EXTRACTED INFORMATION:
********

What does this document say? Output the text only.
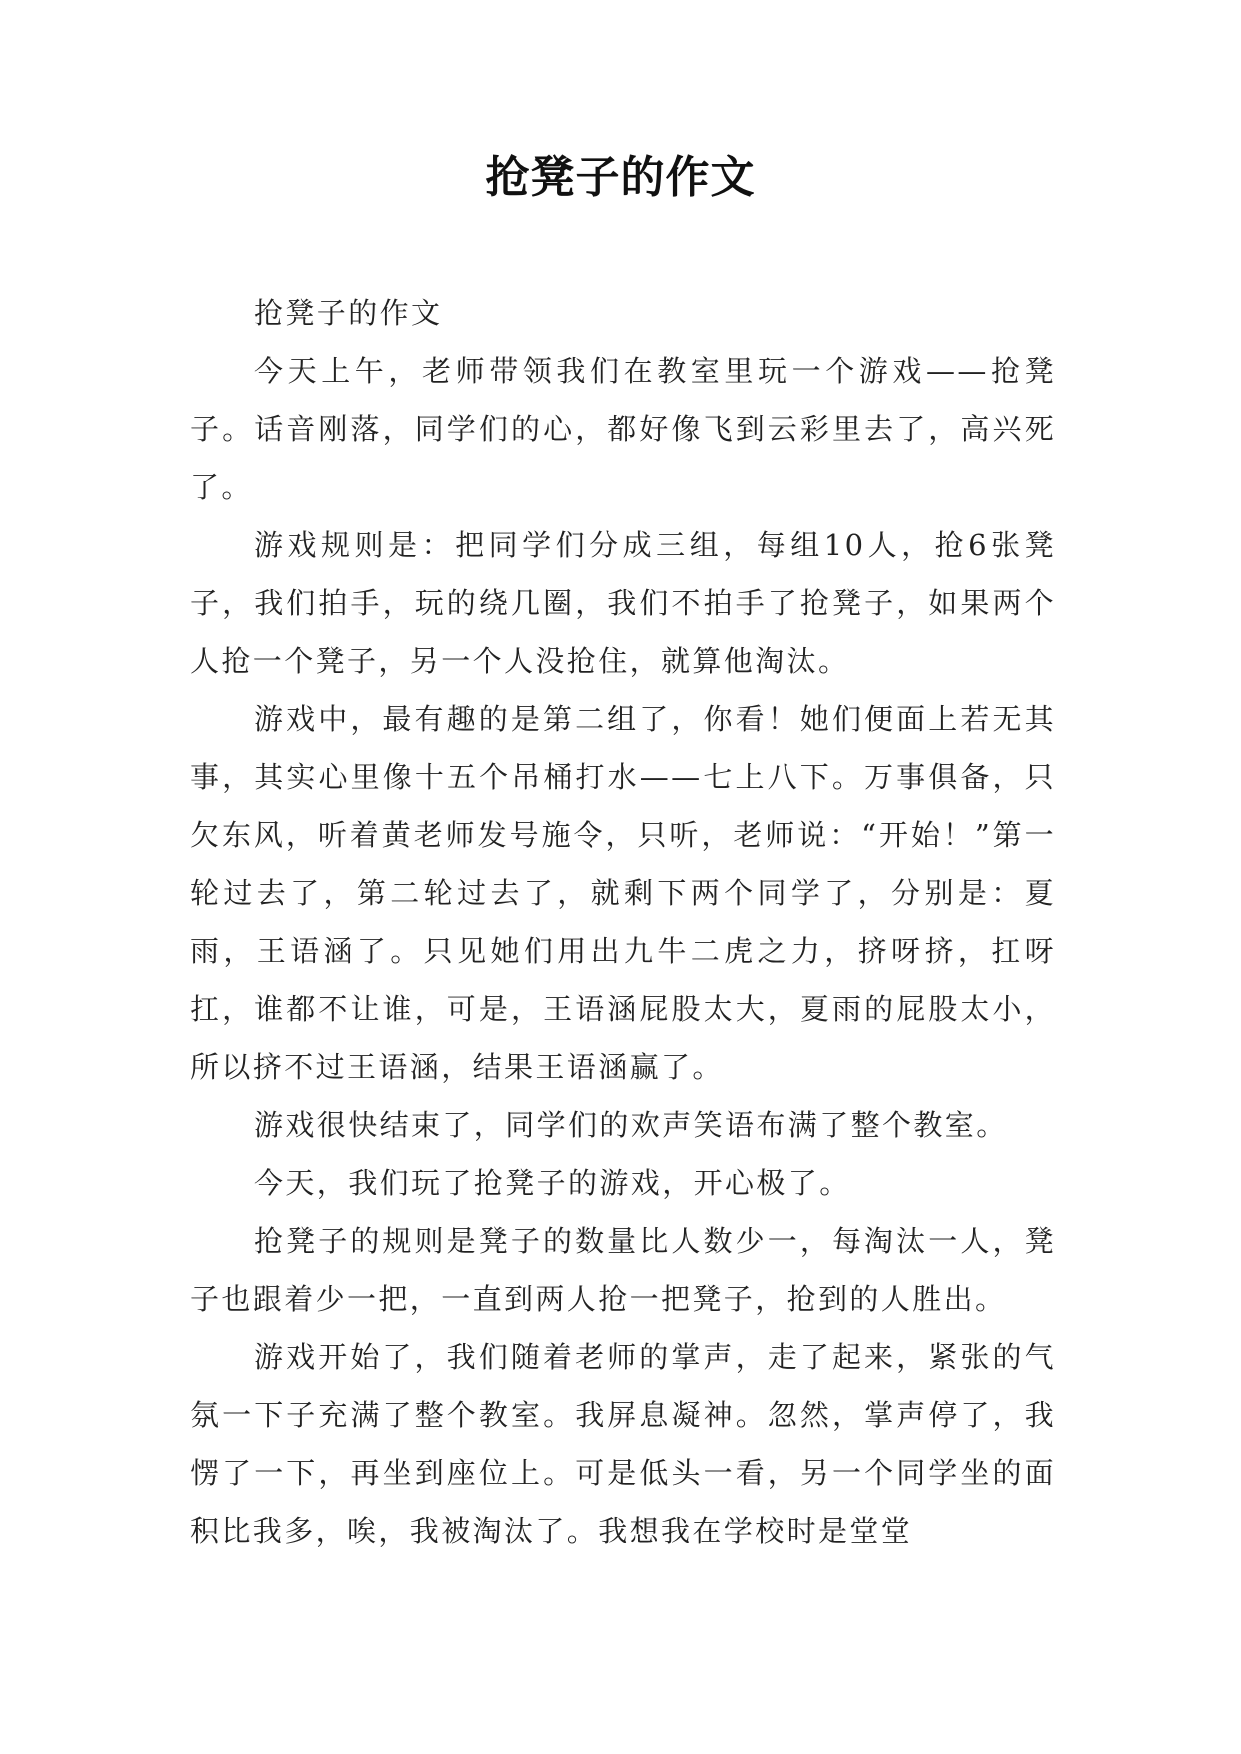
抢凳子的作文

抢凳子的作文

今天上午，老师带领我们在教室里玩一个游戏——抢凳子。话音刚落，同学们的心，都好像飞到云彩里去了，高兴死了。

游戏规则是：把同学们分成三组，每组10人，抢6张凳子，我们拍手，玩的绕几圈，我们不拍手了抢凳子，如果两个人抢一个凳子，另一个人没抢住，就算他淘汰。

游戏中，最有趣的是第二组了，你看！她们便面上若无其事，其实心里像十五个吊桶打水——七上八下。万事俱备，只欠东风，听着黄老师发号施令，只听，老师说：“开始！”第一轮过去了，第二轮过去了，就剩下两个同学了，分别是：夏雨，王语涵了。只见她们用出九牛二虎之力，挤呀挤，扛呀扛，谁都不让谁，可是，王语涵屁股太大，夏雨的屁股太小，所以挤不过王语涵，结果王语涵赢了。

游戏很快结束了，同学们的欢声笑语布满了整个教室。

今天，我们玩了抢凳子的游戏，开心极了。

抢凳子的规则是凳子的数量比人数少一，每淘汰一人，凳子也跟着少一把，一直到两人抢一把凳子，抢到的人胜出。

游戏开始了，我们随着老师的掌声，走了起来，紧张的气氛一下子充满了整个教室。我屏息凝神。忽然，掌声停了，我愣了一下，再坐到座位上。可是低头一看，另一个同学坐的面积比我多，唉，我被淘汰了。我想我在学校时是堂堂
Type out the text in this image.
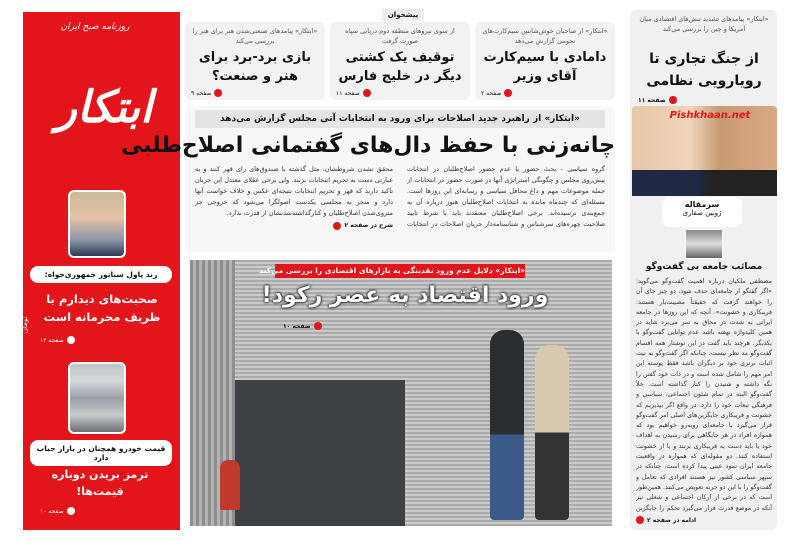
روزنامه صبح ایران
ابتکار
دوشنبه ۲۸ مرداد ۱۳۹۸ - ۲۰ ذی‌الحجه ۱۴۴۰ - ۱۹ آگوست ۲۰۱۹ - سال شانزدهم - شماره ۴۲۴۴ - ۱۲ صفحه - ۲۰۰۰ تومان
رند پاول سناتور جمهوری‌خواه:
صحبت‌های دیدارم با ظریف محرمانه است
صفحه ۱۲
قیمت خودرو همچنان در بازار حباب دارد
ترمز بریدن دوباره قیمت‌ها!
صفحه ۱۰
پیشخوان
«ابتکار» از صاحبان خوش‌شانس سیم‌کارت‌های نجومی گزارش می‌دهد
دامادی با سیم‌کارت آقای وزیر
صفحه ۲
از سوی نیروهای منطقه دوم دریایی سپاه صورت گرفت
توقیف یک کشتی دیگر در خلیج فارس
صفحه ۱۱
«ابتکار» پیامدهای صنعتی‌شدن هنر برای هنر را بررسی می‌کند
بازی برد-برد برای هنر و صنعت؟
صفحه ۹
«ابتکار» از راهبرد جدید اصلاحات برای ورود به انتخابات آتی مجلس گزارش می‌دهد
چانه‌زنی با حفظ دال‌های گفتمانی اصلاح‌طلبی
گروه سیاسی - بحث حضور یا عدم حضور اصلاح‌طلبان در انتخابات پیش‌روی مجلس و چگونگی استراتژی آنها در صورت حضور در انتخابات از جمله موضوعات مهم و داغ محافل سیاسی و رسانه‌ای این روزها است. مسئله‌ای که چندماه مانده به انتخابات اصلاح‌طلبان هنوز درباره آن به جمع‌بندی نرسیده‌اند. برخی اصلاح‌طلبان معتقدند باید با شرط تایید صلاحیت چهره‌های سرشناس و شناسنامه‌دار جریان اصلاحات در انتخابات
محقق نشدن شروطشان، مثل گذشته با صندوق‌های رای قهر کنند و به عبارتی دست به تحریم انتخابات بزنند. ولی برخی عقلای معتدل این جریان تاکید دارند که قهر و تحریم انتخابات نتیجه‌ای عکس و خلاف خواست آنها دارد و منجر به مجلسی یکدست اصولگرا می‌شود که خروجی جز منزوی‌شدن اصلاح‌طلبان و کنارگذاشته‌شدنشان از قدرت ندارد.
شرح در صفحه ۲
«ابتکار» دلایل عدم ورود نقدینگی به بازارهای اقتصادی را بررسی می‌کند
ورود اقتصاد به عصر رکود!
صفحه ۱۰
«ابتکار» پیامدهای تشدید تنش‌های اقتصادی میان آمریکا و چین را بررسی می‌کند
از جنگ تجاری تا رویارویی نظامی
صفحه ۱۱
Pishkhaan.net
سرمقاله
ژوبین صفاری
مصائب جامعه بی گفت‌وگو
مصطفی ملکیان درباره اهمیت گفت‌وگو می‌گوید: «اگر گفتگو از جامعه‌ای حذف شود، دو چیز جای آن را خواهند گرفت که حقیقتاً مصیبت‌بار هستند: فریبکاری و خشونت». آنچه که این روزها در جامعه ایرانی به شدت در محاق به سر می‌برد شاید در همین کلیدواژه نهفته باشد عدم توانایی گفت‌وگو با یکدیگر. هرچند باید گفت در این نوشتار همه اقسام گفت‌وگو مد نظر نیست. چنانکه اگر گفت‌وگو به نیت اثبات برتری خود بر دیگران باشد فقط پوسته این امر مهم را شامل شده است و در ذات خود گفتن را نگه داشته و شنیدن را کنار گذاشته است. خلأ گفت‌وگو البته در تمام شئون اجتماعی، سیاسی و فرهنگی تبعات خود را دارد. در واقع اگر بپذیریم که خشونت و فریبکاری جایگزین‌های اصلی امر گفت‌وگو قرار می‌گیرد با جامعه‌ای روبه‌رو خواهیم بود که همواره افراد در هر جایگاهی برای رسیدن به اهداف خود یا باید دست به فریبکاری بزنند و یا از خشونت استفاده کنند. دو مقوله‌ای که همواره در واقعیت جامعه ایران نمود عینی پیدا کرده است. چنانکه در سپهر سیاسی کشور نیز هستند افرادی که تعامل و گفت‌وگو را با این دو حربه تعویض می‌کنند. همین‌طور است که در برخی از ارکان اجتماعی و شغلی نیز آنکه در موضع قدرت قرار می‌گیرد تحکم را جایگزین
ادامه در صفحه ۲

********

WHAT TO WORK ON:
Check each line of the records above for the word "کارت", then give the number of lines that have it, with no other words.

EXERCISE OUTPUT:
2